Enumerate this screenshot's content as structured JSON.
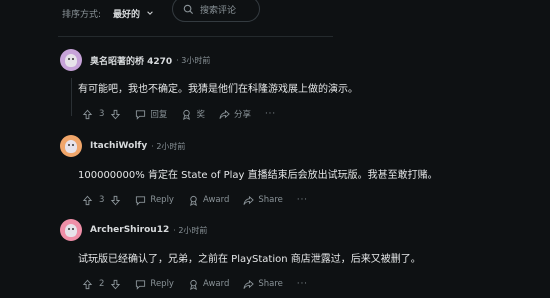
{
  "sort": {
    "label": "排序方式:",
    "value": "最好的"
  },
  "search": {
    "placeholder": "搜索评论"
  },
  "comments": [
    {
      "author": "臭名昭著的桥 4270",
      "time": "3小时前",
      "text": "有可能吧，我也不确定。我猜是他们在科隆游戏展上做的演示。",
      "votes": "3",
      "reply": "回复",
      "award": "奖",
      "share": "分享",
      "more": "···",
      "avatar_bg": "#c7a3d9"
    },
    {
      "author": "ItachiWolfy",
      "time": "2小时前",
      "text": "100000000% 肯定在 State of Play 直播结束后会放出试玩版。我甚至敢打赌。",
      "votes": "3",
      "reply": "Reply",
      "award": "Award",
      "share": "Share",
      "more": "···",
      "avatar_bg": "#f0a66a"
    },
    {
      "author": "ArcherShirou12",
      "time": "2小时前",
      "text": "试玩版已经确认了，兄弟，之前在 PlayStation 商店泄露过，后来又被删了。",
      "votes": "2",
      "reply": "Reply",
      "award": "Award",
      "share": "Share",
      "more": "···",
      "avatar_bg": "#ef8fa8"
    }
  ]
}
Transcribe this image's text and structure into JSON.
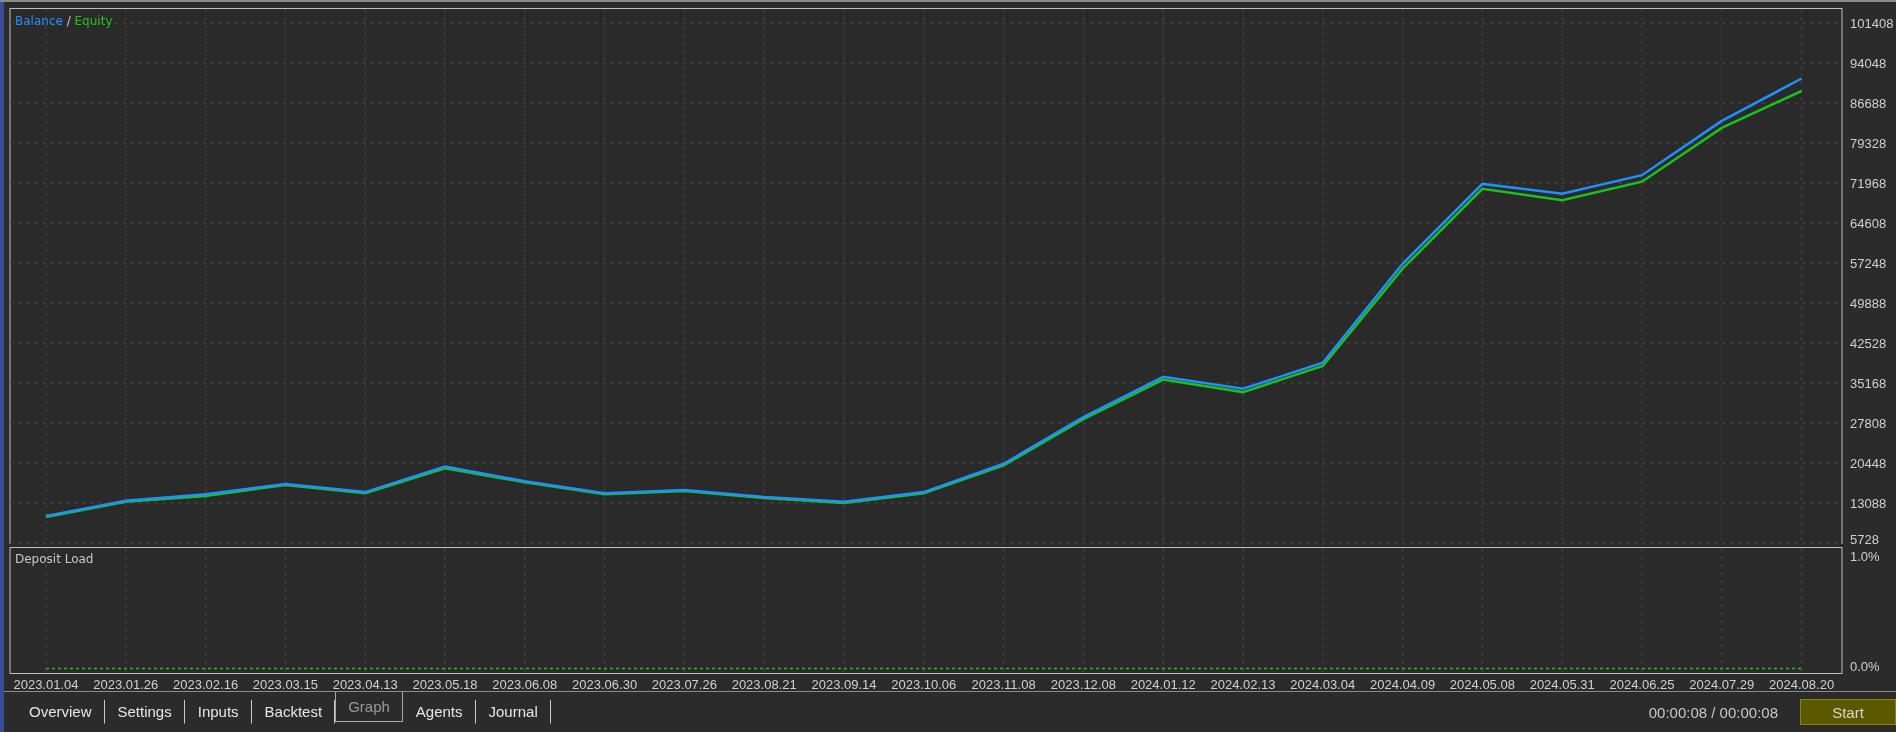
{
  "balance_chart": {
    "legend_separator": "/",
    "chart_data": {
      "type": "line",
      "grid": true,
      "series": [
        {
          "name": "Balance",
          "color": "#1e90ff",
          "values": [
            10700,
            13500,
            14700,
            16600,
            15100,
            19800,
            17100,
            14900,
            15500,
            14200,
            13300,
            15100,
            20300,
            28900,
            36300,
            34100,
            38900,
            57100,
            71800,
            70000,
            73400,
            83400,
            91200
          ]
        },
        {
          "name": "Equity",
          "color": "#1ec01e",
          "values": [
            10500,
            13300,
            14400,
            16400,
            14900,
            19500,
            16900,
            14700,
            15300,
            14000,
            13100,
            14900,
            20000,
            28500,
            35800,
            33500,
            38300,
            56200,
            70900,
            68800,
            72200,
            82100,
            88900
          ]
        }
      ],
      "ylim": [
        5728,
        101408
      ],
      "yticks": [
        5728,
        13088,
        20448,
        27808,
        35168,
        42528,
        49888,
        57248,
        64608,
        71968,
        79328,
        86688,
        94048,
        101408
      ]
    }
  },
  "deposit_chart": {
    "chart_data": {
      "type": "line",
      "title": "Deposit Load",
      "grid": true,
      "categories": [
        "2023.01.04",
        "2023.01.26",
        "2023.02.16",
        "2023.03.15",
        "2023.04.13",
        "2023.05.18",
        "2023.06.08",
        "2023.06.30",
        "2023.07.26",
        "2023.08.21",
        "2023.09.14",
        "2023.10.06",
        "2023.11.08",
        "2023.12.08",
        "2024.01.12",
        "2024.02.13",
        "2024.03.04",
        "2024.04.09",
        "2024.05.08",
        "2024.05.31",
        "2024.06.25",
        "2024.07.29",
        "2024.08.20"
      ],
      "series": [
        {
          "color": "#1ec01e",
          "line_style": "dashed",
          "values": [
            0,
            0,
            0,
            0,
            0,
            0,
            0,
            0,
            0,
            0,
            0,
            0,
            0,
            0,
            0,
            0,
            0,
            0,
            0,
            0,
            0,
            0,
            0
          ]
        }
      ],
      "ylim": [
        -0.05,
        1.1
      ],
      "yticks": [
        {
          "value": 0,
          "label": "0.0%"
        },
        {
          "value": 1,
          "label": "1.0%"
        }
      ]
    }
  },
  "tabs": [
    {
      "label": "Overview",
      "selected": false
    },
    {
      "label": "Settings",
      "selected": false
    },
    {
      "label": "Inputs",
      "selected": false
    },
    {
      "label": "Backtest",
      "selected": false
    },
    {
      "label": "Graph",
      "selected": true
    },
    {
      "label": "Agents",
      "selected": false
    },
    {
      "label": "Journal",
      "selected": false
    }
  ],
  "elapsed": "00:00:08 / 00:00:08",
  "start_button": "Start"
}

GOAL -
Print the listing above in full, exactly as written. Omit any pictures.

OUTPUT OF THE TASK -
Enumerate this screenshot's content as structured JSON.
{
  "sort": {
    "label": "排序方式:",
    "value": "最好的"
  },
  "search": {
    "placeholder": "搜索评论"
  },
  "comments": [
    {
      "author": "臭名昭著的桥 4270",
      "time": "3小时前",
      "text": "有可能吧，我也不确定。我猜是他们在科隆游戏展上做的演示。",
      "votes": "3",
      "reply": "回复",
      "award": "奖",
      "share": "分享",
      "more": "···",
      "avatar_bg": "#c7a3d9"
    },
    {
      "author": "ItachiWolfy",
      "time": "2小时前",
      "text": "100000000% 肯定在 State of Play 直播结束后会放出试玩版。我甚至敢打赌。",
      "votes": "3",
      "reply": "Reply",
      "award": "Award",
      "share": "Share",
      "more": "···",
      "avatar_bg": "#f0a66a"
    },
    {
      "author": "ArcherShirou12",
      "time": "2小时前",
      "text": "试玩版已经确认了，兄弟，之前在 PlayStation 商店泄露过，后来又被删了。",
      "votes": "2",
      "reply": "Reply",
      "award": "Award",
      "share": "Share",
      "more": "···",
      "avatar_bg": "#ef8fa8"
    }
  ]
}
Transcribe this image's text and structure into JSON.
{
  "balance_chart": {
    "legend_separator": "/",
    "chart_data": {
      "type": "line",
      "grid": true,
      "series": [
        {
          "name": "Balance",
          "color": "#1e90ff",
          "values": [
            10700,
            13500,
            14700,
            16600,
            15100,
            19800,
            17100,
            14900,
            15500,
            14200,
            13300,
            15100,
            20300,
            28900,
            36300,
            34100,
            38900,
            57100,
            71800,
            70000,
            73400,
            83400,
            91200
          ]
        },
        {
          "name": "Equity",
          "color": "#1ec01e",
          "values": [
            10500,
            13300,
            14400,
            16400,
            14900,
            19500,
            16900,
            14700,
            15300,
            14000,
            13100,
            14900,
            20000,
            28500,
            35800,
            33500,
            38300,
            56200,
            70900,
            68800,
            72200,
            82100,
            88900
          ]
        }
      ],
      "ylim": [
        5728,
        101408
      ],
      "yticks": [
        5728,
        13088,
        20448,
        27808,
        35168,
        42528,
        49888,
        57248,
        64608,
        71968,
        79328,
        86688,
        94048,
        101408
      ]
    }
  },
  "deposit_chart": {
    "chart_data": {
      "type": "line",
      "title": "Deposit Load",
      "grid": true,
      "categories": [
        "2023.01.04",
        "2023.01.26",
        "2023.02.16",
        "2023.03.15",
        "2023.04.13",
        "2023.05.18",
        "2023.06.08",
        "2023.06.30",
        "2023.07.26",
        "2023.08.21",
        "2023.09.14",
        "2023.10.06",
        "2023.11.08",
        "2023.12.08",
        "2024.01.12",
        "2024.02.13",
        "2024.03.04",
        "2024.04.09",
        "2024.05.08",
        "2024.05.31",
        "2024.06.25",
        "2024.07.29",
        "2024.08.20"
      ],
      "series": [
        {
          "color": "#1ec01e",
          "line_style": "dashed",
          "values": [
            0,
            0,
            0,
            0,
            0,
            0,
            0,
            0,
            0,
            0,
            0,
            0,
            0,
            0,
            0,
            0,
            0,
            0,
            0,
            0,
            0,
            0,
            0
          ]
        }
      ],
      "ylim": [
        -0.05,
        1.1
      ],
      "yticks": [
        {
          "value": 0,
          "label": "0.0%"
        },
        {
          "value": 1,
          "label": "1.0%"
        }
      ]
    }
  },
  "tabs": [
    {
      "label": "Overview",
      "selected": false
    },
    {
      "label": "Settings",
      "selected": false
    },
    {
      "label": "Inputs",
      "selected": false
    },
    {
      "label": "Backtest",
      "selected": false
    },
    {
      "label": "Graph",
      "selected": true
    },
    {
      "label": "Agents",
      "selected": false
    },
    {
      "label": "Journal",
      "selected": false
    }
  ],
  "elapsed": "00:00:08 / 00:00:08",
  "start_button": "Start"
}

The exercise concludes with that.